=== Stored rows ===
..............................
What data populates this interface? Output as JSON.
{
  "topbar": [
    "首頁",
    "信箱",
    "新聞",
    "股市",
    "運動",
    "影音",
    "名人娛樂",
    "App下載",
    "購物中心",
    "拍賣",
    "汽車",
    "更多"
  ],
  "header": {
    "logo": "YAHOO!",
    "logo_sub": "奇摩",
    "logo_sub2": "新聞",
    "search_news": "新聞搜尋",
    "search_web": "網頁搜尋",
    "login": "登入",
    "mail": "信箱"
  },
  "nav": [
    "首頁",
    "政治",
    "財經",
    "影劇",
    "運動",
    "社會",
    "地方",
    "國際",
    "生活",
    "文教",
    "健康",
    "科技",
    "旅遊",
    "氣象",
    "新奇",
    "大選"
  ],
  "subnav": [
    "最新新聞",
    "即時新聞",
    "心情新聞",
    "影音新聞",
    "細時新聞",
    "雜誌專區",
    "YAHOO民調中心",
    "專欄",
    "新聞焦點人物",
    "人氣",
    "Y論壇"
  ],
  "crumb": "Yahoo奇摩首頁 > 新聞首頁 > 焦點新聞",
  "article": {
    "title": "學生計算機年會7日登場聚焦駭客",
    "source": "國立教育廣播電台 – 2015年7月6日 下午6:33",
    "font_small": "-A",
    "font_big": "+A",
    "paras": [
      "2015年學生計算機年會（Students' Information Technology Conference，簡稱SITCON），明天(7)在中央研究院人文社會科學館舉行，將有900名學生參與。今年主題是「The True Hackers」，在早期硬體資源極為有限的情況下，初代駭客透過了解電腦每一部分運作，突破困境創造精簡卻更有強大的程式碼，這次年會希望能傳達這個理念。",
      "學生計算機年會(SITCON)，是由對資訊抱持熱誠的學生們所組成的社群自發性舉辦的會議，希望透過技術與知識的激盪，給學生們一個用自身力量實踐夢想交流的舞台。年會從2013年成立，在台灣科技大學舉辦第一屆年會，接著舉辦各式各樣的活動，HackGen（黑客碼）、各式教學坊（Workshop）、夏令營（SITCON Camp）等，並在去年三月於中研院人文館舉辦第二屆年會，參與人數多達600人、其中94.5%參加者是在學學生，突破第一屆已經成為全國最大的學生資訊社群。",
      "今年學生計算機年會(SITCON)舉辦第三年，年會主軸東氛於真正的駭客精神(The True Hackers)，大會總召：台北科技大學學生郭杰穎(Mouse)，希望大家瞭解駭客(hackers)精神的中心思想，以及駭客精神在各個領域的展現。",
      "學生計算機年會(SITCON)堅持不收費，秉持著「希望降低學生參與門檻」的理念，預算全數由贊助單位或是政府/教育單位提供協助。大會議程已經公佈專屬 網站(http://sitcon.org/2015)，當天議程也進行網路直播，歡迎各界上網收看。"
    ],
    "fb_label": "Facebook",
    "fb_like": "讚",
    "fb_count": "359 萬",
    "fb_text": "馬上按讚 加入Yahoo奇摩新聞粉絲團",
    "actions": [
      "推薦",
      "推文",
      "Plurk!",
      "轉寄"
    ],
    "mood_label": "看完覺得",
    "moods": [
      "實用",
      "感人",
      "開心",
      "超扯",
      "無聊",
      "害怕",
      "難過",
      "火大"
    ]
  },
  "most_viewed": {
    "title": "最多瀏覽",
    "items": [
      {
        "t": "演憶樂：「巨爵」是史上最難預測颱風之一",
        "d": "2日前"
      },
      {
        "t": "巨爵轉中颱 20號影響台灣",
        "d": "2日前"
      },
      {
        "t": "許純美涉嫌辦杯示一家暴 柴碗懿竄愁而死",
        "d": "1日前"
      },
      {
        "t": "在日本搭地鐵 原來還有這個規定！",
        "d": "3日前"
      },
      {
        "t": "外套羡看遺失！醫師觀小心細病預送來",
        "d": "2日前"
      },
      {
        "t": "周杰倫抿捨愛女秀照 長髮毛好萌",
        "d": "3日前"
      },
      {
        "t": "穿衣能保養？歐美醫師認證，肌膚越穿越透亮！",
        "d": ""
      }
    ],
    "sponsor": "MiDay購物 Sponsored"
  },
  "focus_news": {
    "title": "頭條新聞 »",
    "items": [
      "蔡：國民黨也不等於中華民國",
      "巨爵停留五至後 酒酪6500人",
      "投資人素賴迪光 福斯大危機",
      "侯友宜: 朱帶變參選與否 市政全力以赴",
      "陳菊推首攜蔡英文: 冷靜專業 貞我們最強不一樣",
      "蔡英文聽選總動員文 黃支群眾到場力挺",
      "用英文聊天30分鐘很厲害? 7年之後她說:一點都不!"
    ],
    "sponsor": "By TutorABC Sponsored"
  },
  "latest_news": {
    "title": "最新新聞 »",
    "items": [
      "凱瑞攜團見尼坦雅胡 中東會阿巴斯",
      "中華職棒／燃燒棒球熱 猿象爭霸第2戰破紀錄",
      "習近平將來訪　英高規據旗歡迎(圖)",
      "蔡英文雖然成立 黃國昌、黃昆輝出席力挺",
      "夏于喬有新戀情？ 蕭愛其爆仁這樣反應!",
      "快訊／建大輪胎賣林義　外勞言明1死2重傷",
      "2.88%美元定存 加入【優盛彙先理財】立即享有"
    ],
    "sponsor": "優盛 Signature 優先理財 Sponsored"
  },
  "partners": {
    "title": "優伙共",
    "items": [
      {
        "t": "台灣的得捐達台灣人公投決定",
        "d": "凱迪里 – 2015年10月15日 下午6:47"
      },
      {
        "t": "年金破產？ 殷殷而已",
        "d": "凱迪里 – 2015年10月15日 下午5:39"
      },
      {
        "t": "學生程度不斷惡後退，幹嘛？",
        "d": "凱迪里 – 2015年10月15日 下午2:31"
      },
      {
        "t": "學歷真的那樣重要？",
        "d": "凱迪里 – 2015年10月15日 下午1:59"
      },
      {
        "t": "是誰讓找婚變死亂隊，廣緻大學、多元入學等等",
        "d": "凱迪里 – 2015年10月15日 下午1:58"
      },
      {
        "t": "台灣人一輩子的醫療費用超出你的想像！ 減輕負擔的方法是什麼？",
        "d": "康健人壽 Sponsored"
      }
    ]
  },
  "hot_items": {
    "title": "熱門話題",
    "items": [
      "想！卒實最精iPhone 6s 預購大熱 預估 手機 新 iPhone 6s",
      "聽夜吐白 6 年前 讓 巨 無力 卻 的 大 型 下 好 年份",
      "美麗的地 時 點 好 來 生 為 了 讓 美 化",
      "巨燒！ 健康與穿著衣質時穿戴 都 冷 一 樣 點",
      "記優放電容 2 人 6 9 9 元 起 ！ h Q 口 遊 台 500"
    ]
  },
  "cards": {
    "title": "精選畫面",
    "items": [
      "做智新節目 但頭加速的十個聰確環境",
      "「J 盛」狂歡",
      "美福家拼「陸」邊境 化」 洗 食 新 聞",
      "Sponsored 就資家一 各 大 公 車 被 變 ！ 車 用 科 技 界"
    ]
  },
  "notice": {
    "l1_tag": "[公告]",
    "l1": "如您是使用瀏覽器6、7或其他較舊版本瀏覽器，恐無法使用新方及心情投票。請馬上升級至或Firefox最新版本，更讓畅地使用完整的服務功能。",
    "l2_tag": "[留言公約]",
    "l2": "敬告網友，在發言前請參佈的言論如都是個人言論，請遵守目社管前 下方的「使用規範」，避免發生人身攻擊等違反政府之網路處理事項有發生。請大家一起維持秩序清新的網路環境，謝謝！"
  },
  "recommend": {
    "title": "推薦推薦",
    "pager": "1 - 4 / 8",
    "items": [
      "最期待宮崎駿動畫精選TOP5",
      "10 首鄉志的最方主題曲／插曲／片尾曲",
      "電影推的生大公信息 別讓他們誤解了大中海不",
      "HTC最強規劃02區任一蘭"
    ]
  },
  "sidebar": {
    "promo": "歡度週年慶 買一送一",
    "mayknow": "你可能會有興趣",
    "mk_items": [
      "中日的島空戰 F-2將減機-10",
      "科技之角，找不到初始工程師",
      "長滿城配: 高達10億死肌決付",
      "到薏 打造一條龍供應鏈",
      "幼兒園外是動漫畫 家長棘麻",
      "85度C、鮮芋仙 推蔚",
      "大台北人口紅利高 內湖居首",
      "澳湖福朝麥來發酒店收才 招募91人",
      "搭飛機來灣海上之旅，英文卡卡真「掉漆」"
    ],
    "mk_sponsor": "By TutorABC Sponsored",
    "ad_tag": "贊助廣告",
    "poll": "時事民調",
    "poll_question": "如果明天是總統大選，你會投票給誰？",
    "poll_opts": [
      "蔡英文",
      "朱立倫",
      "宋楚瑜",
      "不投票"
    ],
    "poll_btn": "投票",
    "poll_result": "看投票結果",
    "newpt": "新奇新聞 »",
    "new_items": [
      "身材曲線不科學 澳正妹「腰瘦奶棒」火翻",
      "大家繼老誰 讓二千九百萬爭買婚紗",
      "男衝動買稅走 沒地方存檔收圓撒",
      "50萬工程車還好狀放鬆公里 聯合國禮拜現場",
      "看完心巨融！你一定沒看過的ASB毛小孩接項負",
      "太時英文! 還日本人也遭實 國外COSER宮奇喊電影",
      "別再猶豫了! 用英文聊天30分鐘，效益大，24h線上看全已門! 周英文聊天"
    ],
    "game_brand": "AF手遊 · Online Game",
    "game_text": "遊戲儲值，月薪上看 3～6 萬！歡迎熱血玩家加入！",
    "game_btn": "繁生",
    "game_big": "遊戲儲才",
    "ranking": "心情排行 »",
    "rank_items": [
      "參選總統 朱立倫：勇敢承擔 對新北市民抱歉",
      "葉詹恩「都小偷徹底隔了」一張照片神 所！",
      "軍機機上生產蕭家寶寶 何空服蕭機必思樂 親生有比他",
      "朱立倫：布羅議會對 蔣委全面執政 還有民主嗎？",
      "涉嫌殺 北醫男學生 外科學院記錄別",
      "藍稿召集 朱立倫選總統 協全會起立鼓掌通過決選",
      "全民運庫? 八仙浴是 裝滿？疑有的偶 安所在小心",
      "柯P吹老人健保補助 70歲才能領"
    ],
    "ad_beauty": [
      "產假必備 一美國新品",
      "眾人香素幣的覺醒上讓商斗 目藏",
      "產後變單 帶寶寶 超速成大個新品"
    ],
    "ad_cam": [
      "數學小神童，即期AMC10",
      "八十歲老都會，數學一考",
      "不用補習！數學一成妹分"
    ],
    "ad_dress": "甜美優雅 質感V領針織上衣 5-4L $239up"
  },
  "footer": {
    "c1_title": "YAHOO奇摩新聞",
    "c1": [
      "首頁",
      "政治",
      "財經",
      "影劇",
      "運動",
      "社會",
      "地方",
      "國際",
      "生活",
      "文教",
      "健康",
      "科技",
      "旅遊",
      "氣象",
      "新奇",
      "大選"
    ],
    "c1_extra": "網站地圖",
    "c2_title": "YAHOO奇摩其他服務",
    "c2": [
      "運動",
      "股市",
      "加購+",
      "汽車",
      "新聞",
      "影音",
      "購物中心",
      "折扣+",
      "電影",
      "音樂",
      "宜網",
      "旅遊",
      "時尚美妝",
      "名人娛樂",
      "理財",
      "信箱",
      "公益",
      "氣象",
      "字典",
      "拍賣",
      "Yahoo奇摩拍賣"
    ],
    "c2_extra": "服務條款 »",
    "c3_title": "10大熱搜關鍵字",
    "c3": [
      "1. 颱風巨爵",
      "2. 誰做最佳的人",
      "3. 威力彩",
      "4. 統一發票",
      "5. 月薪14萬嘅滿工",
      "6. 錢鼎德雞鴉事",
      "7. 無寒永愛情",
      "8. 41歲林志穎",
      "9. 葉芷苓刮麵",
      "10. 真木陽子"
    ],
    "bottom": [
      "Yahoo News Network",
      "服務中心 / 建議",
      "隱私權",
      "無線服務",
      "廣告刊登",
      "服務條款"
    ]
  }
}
..............................
=== To be done ===
Pick out and copy the lines of the material that include the word "Sponsored".

=== Full answer ===
    "sponsor": "MiDay購物 Sponsored"
    "sponsor": "By TutorABC Sponsored"
    "sponsor": "優盛 Signature 優先理財 Sponsored"
        "d": "康健人壽 Sponsored"
      "Sponsored 就資家一 各 大 公 車 被 變 ！ 車 用 科 技 界"
    "mk_sponsor": "By TutorABC Sponsored",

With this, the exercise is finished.